# GIVEN PROBLEM
Write out every entry exactly as given, but omit the pictures.

(Data entries)

┌──

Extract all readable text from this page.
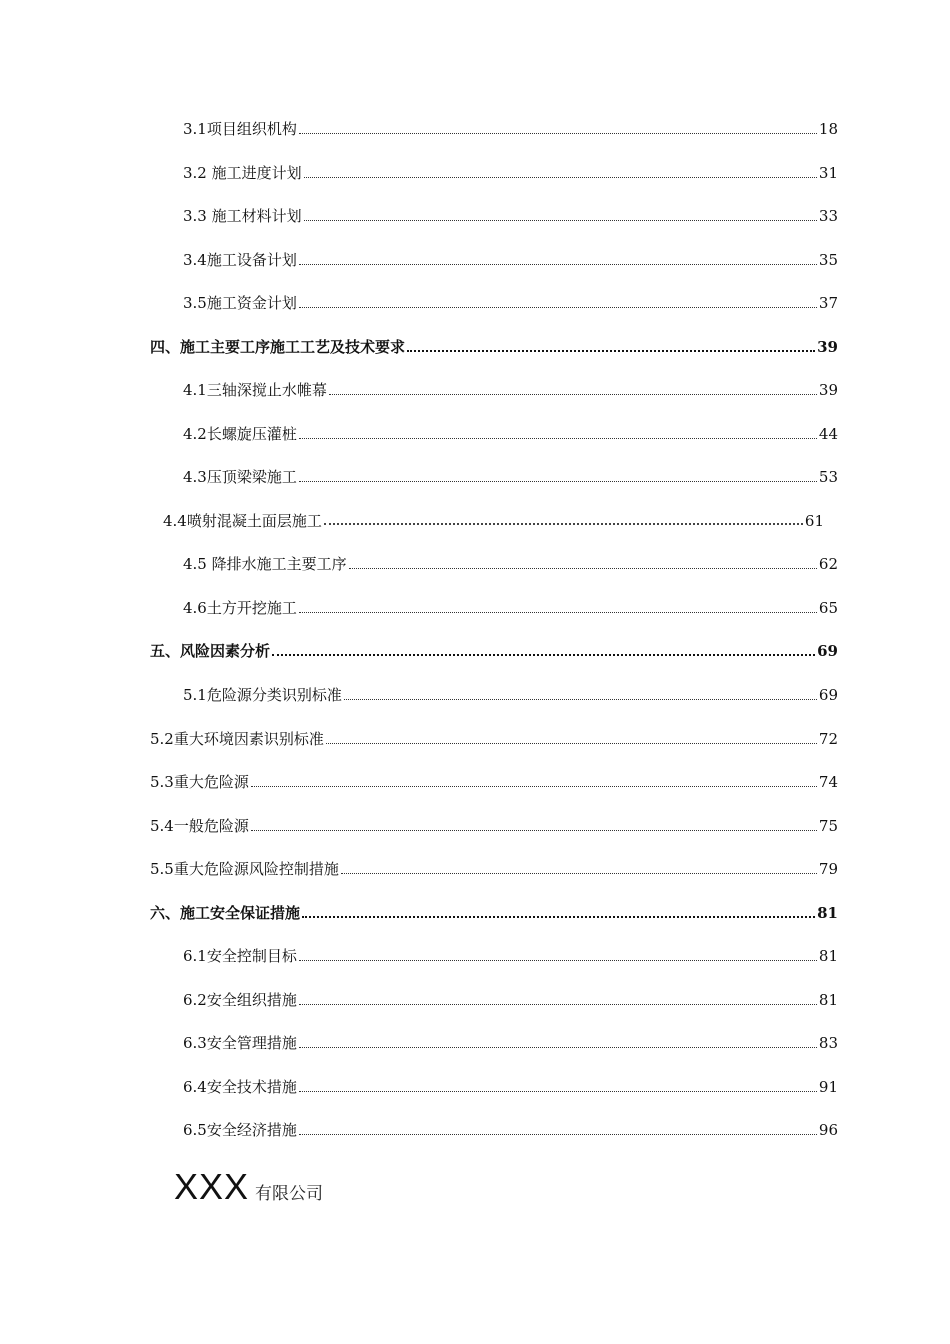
3.1项目组织机构	18
3.2 施工进度计划	31
3.3 施工材料计划	33
3.4施工设备计划	35
3.5施工资金计划	37
四、施工主要工序施工工艺及技术要求	39
4.1三轴深搅止水帷幕	39
4.2长螺旋压灌桩	44
4.3压顶梁梁施工	53
4.4喷射混凝土面层施工	61
4.5 降排水施工主要工序	62
4.6土方开挖施工	65
五、风险因素分析	69
5.1危险源分类识别标准	69
5.2重大环境因素识别标准	72
5.3重大危险源	74
5.4一般危险源	75
5.5重大危险源风险控制措施	79
六、施工安全保证措施	81
6.1安全控制目标	81
6.2安全组织措施	81
6.3安全管理措施	83
6.4安全技术措施	91
6.5安全经济措施	96
XXX 有限公司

└──

# EXERCISE RESULT
Extract all readable text from this page.
3.1项目组织机构	18
3.2 施工进度计划	31
3.3 施工材料计划	33
3.4施工设备计划	35
3.5施工资金计划	37
四、施工主要工序施工工艺及技术要求	39
4.1三轴深搅止水帷幕	39
4.2长螺旋压灌桩	44
4.3压顶梁梁施工	53
4.4喷射混凝土面层施工	61
4.5 降排水施工主要工序	62
4.6土方开挖施工	65
五、风险因素分析	69
5.1危险源分类识别标准	69
5.2重大环境因素识别标准	72
5.3重大危险源	74
5.4一般危险源	75
5.5重大危险源风险控制措施	79
六、施工安全保证措施	81
6.1安全控制目标	81
6.2安全组织措施	81
6.3安全管理措施	83
6.4安全技术措施	91
6.5安全经济措施	96
XXX 有限公司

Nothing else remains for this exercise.